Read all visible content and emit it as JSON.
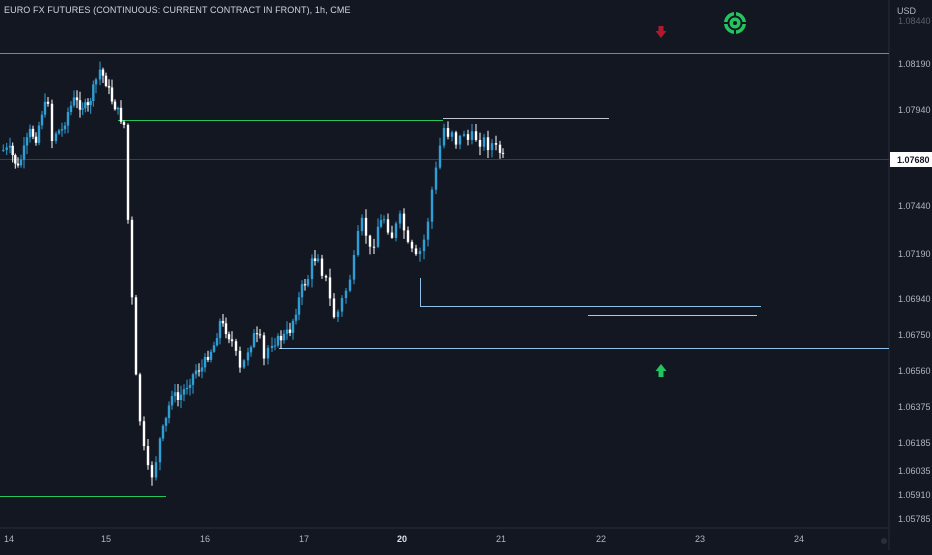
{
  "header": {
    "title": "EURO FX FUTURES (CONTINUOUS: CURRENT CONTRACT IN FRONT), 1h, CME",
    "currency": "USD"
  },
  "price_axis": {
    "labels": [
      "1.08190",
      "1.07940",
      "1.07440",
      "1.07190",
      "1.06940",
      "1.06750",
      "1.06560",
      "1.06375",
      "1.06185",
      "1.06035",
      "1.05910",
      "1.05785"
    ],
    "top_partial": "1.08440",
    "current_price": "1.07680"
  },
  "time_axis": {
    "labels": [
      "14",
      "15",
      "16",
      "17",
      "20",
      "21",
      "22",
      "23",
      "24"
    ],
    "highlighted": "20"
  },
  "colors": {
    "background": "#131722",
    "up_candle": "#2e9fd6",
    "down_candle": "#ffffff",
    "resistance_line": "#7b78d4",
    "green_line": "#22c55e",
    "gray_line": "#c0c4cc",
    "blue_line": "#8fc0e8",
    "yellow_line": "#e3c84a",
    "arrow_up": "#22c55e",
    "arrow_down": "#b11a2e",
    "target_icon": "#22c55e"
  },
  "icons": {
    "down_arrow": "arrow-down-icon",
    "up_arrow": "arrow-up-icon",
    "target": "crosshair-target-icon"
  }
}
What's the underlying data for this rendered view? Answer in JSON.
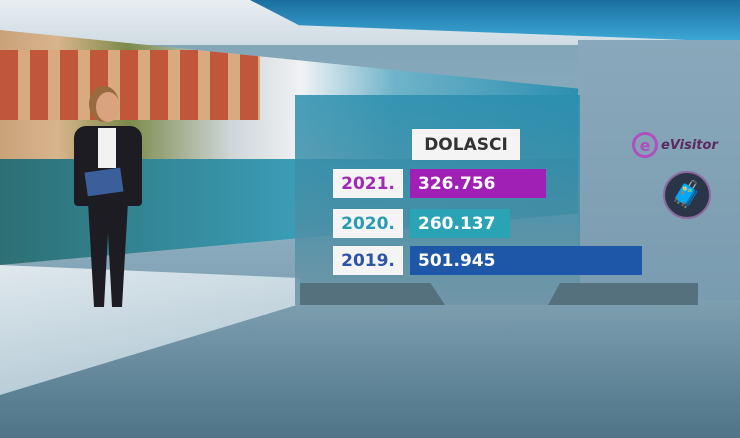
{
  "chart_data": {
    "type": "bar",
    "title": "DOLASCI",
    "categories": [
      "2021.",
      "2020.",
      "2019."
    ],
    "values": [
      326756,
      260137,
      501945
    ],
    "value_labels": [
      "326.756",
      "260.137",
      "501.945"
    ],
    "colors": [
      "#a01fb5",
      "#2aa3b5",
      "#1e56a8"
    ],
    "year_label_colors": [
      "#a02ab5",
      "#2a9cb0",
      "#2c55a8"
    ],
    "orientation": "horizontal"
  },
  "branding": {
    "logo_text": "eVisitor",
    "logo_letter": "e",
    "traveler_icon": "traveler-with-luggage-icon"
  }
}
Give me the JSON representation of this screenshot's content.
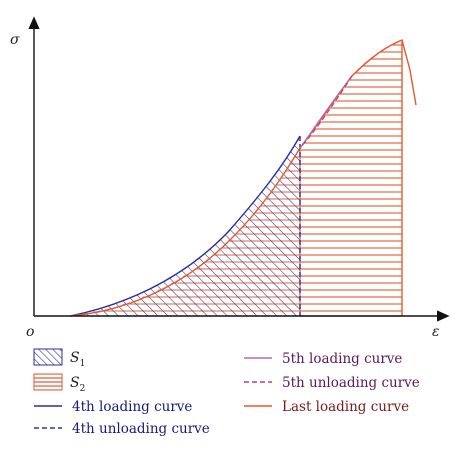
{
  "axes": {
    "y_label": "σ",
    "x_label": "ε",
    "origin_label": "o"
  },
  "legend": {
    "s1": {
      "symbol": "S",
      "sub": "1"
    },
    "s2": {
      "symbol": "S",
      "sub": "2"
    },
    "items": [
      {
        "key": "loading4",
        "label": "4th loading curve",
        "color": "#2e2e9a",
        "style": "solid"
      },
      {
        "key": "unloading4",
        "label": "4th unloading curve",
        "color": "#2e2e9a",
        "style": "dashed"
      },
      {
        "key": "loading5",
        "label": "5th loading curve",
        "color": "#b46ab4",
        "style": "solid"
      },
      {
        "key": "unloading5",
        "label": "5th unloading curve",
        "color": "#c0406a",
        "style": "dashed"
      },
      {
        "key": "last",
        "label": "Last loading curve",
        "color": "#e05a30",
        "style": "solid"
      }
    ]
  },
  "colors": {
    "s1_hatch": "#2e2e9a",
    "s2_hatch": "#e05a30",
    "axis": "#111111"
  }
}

■ Work required: Copy out all the entries exactly. Images stay out of the copy.

■ Task response:
Read all visible content and emit it as JSON.
{
  "header": {
    "title": "EURO FX FUTURES (CONTINUOUS: CURRENT CONTRACT IN FRONT), 1h, CME",
    "currency": "USD"
  },
  "price_axis": {
    "labels": [
      "1.08190",
      "1.07940",
      "1.07440",
      "1.07190",
      "1.06940",
      "1.06750",
      "1.06560",
      "1.06375",
      "1.06185",
      "1.06035",
      "1.05910",
      "1.05785"
    ],
    "top_partial": "1.08440",
    "current_price": "1.07680"
  },
  "time_axis": {
    "labels": [
      "14",
      "15",
      "16",
      "17",
      "20",
      "21",
      "22",
      "23",
      "24"
    ],
    "highlighted": "20"
  },
  "colors": {
    "background": "#131722",
    "up_candle": "#2e9fd6",
    "down_candle": "#ffffff",
    "resistance_line": "#7b78d4",
    "green_line": "#22c55e",
    "gray_line": "#c0c4cc",
    "blue_line": "#8fc0e8",
    "yellow_line": "#e3c84a",
    "arrow_up": "#22c55e",
    "arrow_down": "#b11a2e",
    "target_icon": "#22c55e"
  },
  "icons": {
    "down_arrow": "arrow-down-icon",
    "up_arrow": "arrow-up-icon",
    "target": "crosshair-target-icon"
  }
}
What's the underlying data for this rendered view? Answer in JSON.
{
  "chart_data": {
    "type": "bar",
    "title": "DOLASCI",
    "categories": [
      "2021.",
      "2020.",
      "2019."
    ],
    "values": [
      326756,
      260137,
      501945
    ],
    "value_labels": [
      "326.756",
      "260.137",
      "501.945"
    ],
    "colors": [
      "#a01fb5",
      "#2aa3b5",
      "#1e56a8"
    ],
    "year_label_colors": [
      "#a02ab5",
      "#2a9cb0",
      "#2c55a8"
    ],
    "orientation": "horizontal"
  },
  "branding": {
    "logo_text": "eVisitor",
    "logo_letter": "e",
    "traveler_icon": "traveler-with-luggage-icon"
  }
}
Give me the JSON representation of this screenshot's content.
{
  "axes": {
    "y_label": "σ",
    "x_label": "ε",
    "origin_label": "o"
  },
  "legend": {
    "s1": {
      "symbol": "S",
      "sub": "1"
    },
    "s2": {
      "symbol": "S",
      "sub": "2"
    },
    "items": [
      {
        "key": "loading4",
        "label": "4th loading curve",
        "color": "#2e2e9a",
        "style": "solid"
      },
      {
        "key": "unloading4",
        "label": "4th unloading curve",
        "color": "#2e2e9a",
        "style": "dashed"
      },
      {
        "key": "loading5",
        "label": "5th loading curve",
        "color": "#b46ab4",
        "style": "solid"
      },
      {
        "key": "unloading5",
        "label": "5th unloading curve",
        "color": "#c0406a",
        "style": "dashed"
      },
      {
        "key": "last",
        "label": "Last loading curve",
        "color": "#e05a30",
        "style": "solid"
      }
    ]
  },
  "colors": {
    "s1_hatch": "#2e2e9a",
    "s2_hatch": "#e05a30",
    "axis": "#111111"
  }
}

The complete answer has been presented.